* **AIM**: Return every line of the data below, unchanged.

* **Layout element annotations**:
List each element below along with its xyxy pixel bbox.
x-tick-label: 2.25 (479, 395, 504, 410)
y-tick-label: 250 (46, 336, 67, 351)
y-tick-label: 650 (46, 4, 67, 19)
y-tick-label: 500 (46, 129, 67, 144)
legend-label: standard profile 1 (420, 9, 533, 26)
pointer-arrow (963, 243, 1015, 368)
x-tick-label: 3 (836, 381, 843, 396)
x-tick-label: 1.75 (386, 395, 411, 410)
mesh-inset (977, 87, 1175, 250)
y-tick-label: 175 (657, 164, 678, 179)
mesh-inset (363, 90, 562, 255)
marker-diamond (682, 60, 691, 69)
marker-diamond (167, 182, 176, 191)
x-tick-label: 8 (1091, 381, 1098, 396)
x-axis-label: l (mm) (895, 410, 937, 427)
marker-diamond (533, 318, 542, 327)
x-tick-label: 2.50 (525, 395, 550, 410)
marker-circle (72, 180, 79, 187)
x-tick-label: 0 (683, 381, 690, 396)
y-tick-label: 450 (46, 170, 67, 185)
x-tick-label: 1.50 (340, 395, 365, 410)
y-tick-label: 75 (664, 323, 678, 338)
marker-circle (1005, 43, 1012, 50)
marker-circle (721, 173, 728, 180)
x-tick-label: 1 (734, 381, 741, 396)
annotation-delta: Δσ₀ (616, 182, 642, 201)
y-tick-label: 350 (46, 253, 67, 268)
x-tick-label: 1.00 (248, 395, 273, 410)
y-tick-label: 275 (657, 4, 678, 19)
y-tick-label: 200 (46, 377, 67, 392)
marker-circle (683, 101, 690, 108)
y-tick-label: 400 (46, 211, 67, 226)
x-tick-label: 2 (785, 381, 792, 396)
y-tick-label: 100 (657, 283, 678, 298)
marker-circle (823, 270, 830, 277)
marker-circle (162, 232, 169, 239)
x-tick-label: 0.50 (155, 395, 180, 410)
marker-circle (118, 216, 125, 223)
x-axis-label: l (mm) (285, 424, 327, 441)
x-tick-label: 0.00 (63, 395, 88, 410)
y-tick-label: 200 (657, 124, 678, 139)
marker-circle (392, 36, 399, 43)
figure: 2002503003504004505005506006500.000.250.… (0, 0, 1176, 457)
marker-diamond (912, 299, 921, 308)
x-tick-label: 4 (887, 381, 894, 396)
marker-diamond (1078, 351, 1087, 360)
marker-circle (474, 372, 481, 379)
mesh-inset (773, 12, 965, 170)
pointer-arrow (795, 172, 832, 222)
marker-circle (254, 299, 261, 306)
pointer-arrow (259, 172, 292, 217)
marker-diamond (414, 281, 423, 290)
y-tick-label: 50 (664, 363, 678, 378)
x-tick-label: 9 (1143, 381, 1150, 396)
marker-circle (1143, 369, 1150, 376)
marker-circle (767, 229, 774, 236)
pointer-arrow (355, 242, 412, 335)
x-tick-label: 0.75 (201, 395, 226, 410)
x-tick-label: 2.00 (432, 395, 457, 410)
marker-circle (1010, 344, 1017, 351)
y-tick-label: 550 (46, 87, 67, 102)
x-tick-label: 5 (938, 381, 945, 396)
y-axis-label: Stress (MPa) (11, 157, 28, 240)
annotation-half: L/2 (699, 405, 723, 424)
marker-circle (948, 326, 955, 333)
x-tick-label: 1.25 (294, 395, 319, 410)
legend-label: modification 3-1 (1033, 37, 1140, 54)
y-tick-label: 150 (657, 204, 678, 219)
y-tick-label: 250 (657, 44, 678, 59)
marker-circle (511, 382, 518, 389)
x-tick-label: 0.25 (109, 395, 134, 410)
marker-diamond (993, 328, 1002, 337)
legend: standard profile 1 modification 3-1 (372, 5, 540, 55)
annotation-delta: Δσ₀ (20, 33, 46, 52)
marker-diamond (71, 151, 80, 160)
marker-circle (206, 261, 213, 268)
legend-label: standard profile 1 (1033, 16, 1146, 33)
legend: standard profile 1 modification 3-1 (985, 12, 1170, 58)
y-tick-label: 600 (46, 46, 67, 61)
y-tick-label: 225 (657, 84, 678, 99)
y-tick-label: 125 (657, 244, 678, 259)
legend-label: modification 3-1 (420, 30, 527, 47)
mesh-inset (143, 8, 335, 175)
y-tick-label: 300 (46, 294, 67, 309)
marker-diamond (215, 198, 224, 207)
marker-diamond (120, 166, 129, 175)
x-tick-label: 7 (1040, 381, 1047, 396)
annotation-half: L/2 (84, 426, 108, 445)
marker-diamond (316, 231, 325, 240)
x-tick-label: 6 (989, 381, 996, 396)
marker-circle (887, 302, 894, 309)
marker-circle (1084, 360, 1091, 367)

* **EXPECTED ANSWER**:
List each element below along with its xyxy pixel bbox.
x-tick-label: 2.25 (479, 395, 504, 410)
y-tick-label: 250 (46, 336, 67, 351)
y-tick-label: 650 (46, 4, 67, 19)
y-tick-label: 500 (46, 129, 67, 144)
legend-label: standard profile 1 (420, 9, 533, 26)
pointer-arrow (963, 243, 1015, 368)
x-tick-label: 3 (836, 381, 843, 396)
x-tick-label: 1.75 (386, 395, 411, 410)
mesh-inset (977, 87, 1175, 250)
y-tick-label: 175 (657, 164, 678, 179)
mesh-inset (363, 90, 562, 255)
marker-diamond (682, 60, 691, 69)
marker-diamond (167, 182, 176, 191)
x-tick-label: 8 (1091, 381, 1098, 396)
x-axis-label: l (mm) (895, 410, 937, 427)
marker-diamond (533, 318, 542, 327)
x-tick-label: 2.50 (525, 395, 550, 410)
marker-circle (72, 180, 79, 187)
x-tick-label: 0 (683, 381, 690, 396)
y-tick-label: 450 (46, 170, 67, 185)
x-tick-label: 1.50 (340, 395, 365, 410)
y-tick-label: 75 (664, 323, 678, 338)
marker-circle (1005, 43, 1012, 50)
marker-circle (721, 173, 728, 180)
x-tick-label: 1 (734, 381, 741, 396)
annotation-delta: Δσ₀ (616, 182, 642, 201)
y-tick-label: 350 (46, 253, 67, 268)
x-tick-label: 1.00 (248, 395, 273, 410)
y-tick-label: 275 (657, 4, 678, 19)
y-tick-label: 200 (46, 377, 67, 392)
marker-circle (683, 101, 690, 108)
y-tick-label: 400 (46, 211, 67, 226)
x-tick-label: 2 (785, 381, 792, 396)
y-tick-label: 100 (657, 283, 678, 298)
marker-circle (823, 270, 830, 277)
marker-circle (162, 232, 169, 239)
x-tick-label: 0.50 (155, 395, 180, 410)
marker-circle (118, 216, 125, 223)
x-axis-label: l (mm) (285, 424, 327, 441)
x-tick-label: 0.00 (63, 395, 88, 410)
y-tick-label: 200 (657, 124, 678, 139)
marker-circle (392, 36, 399, 43)
figure: 2002503003504004505005506006500.000.250.… (0, 0, 1176, 457)
marker-diamond (912, 299, 921, 308)
x-tick-label: 4 (887, 381, 894, 396)
marker-diamond (1078, 351, 1087, 360)
marker-circle (474, 372, 481, 379)
mesh-inset (773, 12, 965, 170)
pointer-arrow (795, 172, 832, 222)
marker-circle (254, 299, 261, 306)
pointer-arrow (259, 172, 292, 217)
marker-diamond (414, 281, 423, 290)
y-tick-label: 50 (664, 363, 678, 378)
x-tick-label: 9 (1143, 381, 1150, 396)
marker-circle (1143, 369, 1150, 376)
marker-circle (767, 229, 774, 236)
pointer-arrow (355, 242, 412, 335)
x-tick-label: 0.75 (201, 395, 226, 410)
x-tick-label: 2.00 (432, 395, 457, 410)
marker-circle (1010, 344, 1017, 351)
y-tick-label: 550 (46, 87, 67, 102)
x-tick-label: 5 (938, 381, 945, 396)
y-axis-label: Stress (MPa) (11, 157, 28, 240)
annotation-half: L/2 (699, 405, 723, 424)
marker-circle (948, 326, 955, 333)
x-tick-label: 1.25 (294, 395, 319, 410)
legend-label: modification 3-1 (1033, 37, 1140, 54)
y-tick-label: 150 (657, 204, 678, 219)
y-tick-label: 250 (657, 44, 678, 59)
marker-circle (511, 382, 518, 389)
x-tick-label: 0.25 (109, 395, 134, 410)
marker-diamond (993, 328, 1002, 337)
legend: standard profile 1 modification 3-1 (372, 5, 540, 55)
annotation-delta: Δσ₀ (20, 33, 46, 52)
marker-diamond (71, 151, 80, 160)
marker-circle (206, 261, 213, 268)
legend-label: standard profile 1 (1033, 16, 1146, 33)
legend: standard profile 1 modification 3-1 (985, 12, 1170, 58)
y-tick-label: 600 (46, 46, 67, 61)
y-tick-label: 225 (657, 84, 678, 99)
y-tick-label: 125 (657, 244, 678, 259)
legend-label: modification 3-1 (420, 30, 527, 47)
mesh-inset (143, 8, 335, 175)
y-tick-label: 300 (46, 294, 67, 309)
marker-diamond (215, 198, 224, 207)
marker-diamond (120, 166, 129, 175)
x-tick-label: 7 (1040, 381, 1047, 396)
annotation-half: L/2 (84, 426, 108, 445)
marker-diamond (316, 231, 325, 240)
x-tick-label: 6 (989, 381, 996, 396)
marker-circle (887, 302, 894, 309)
marker-circle (1084, 360, 1091, 367)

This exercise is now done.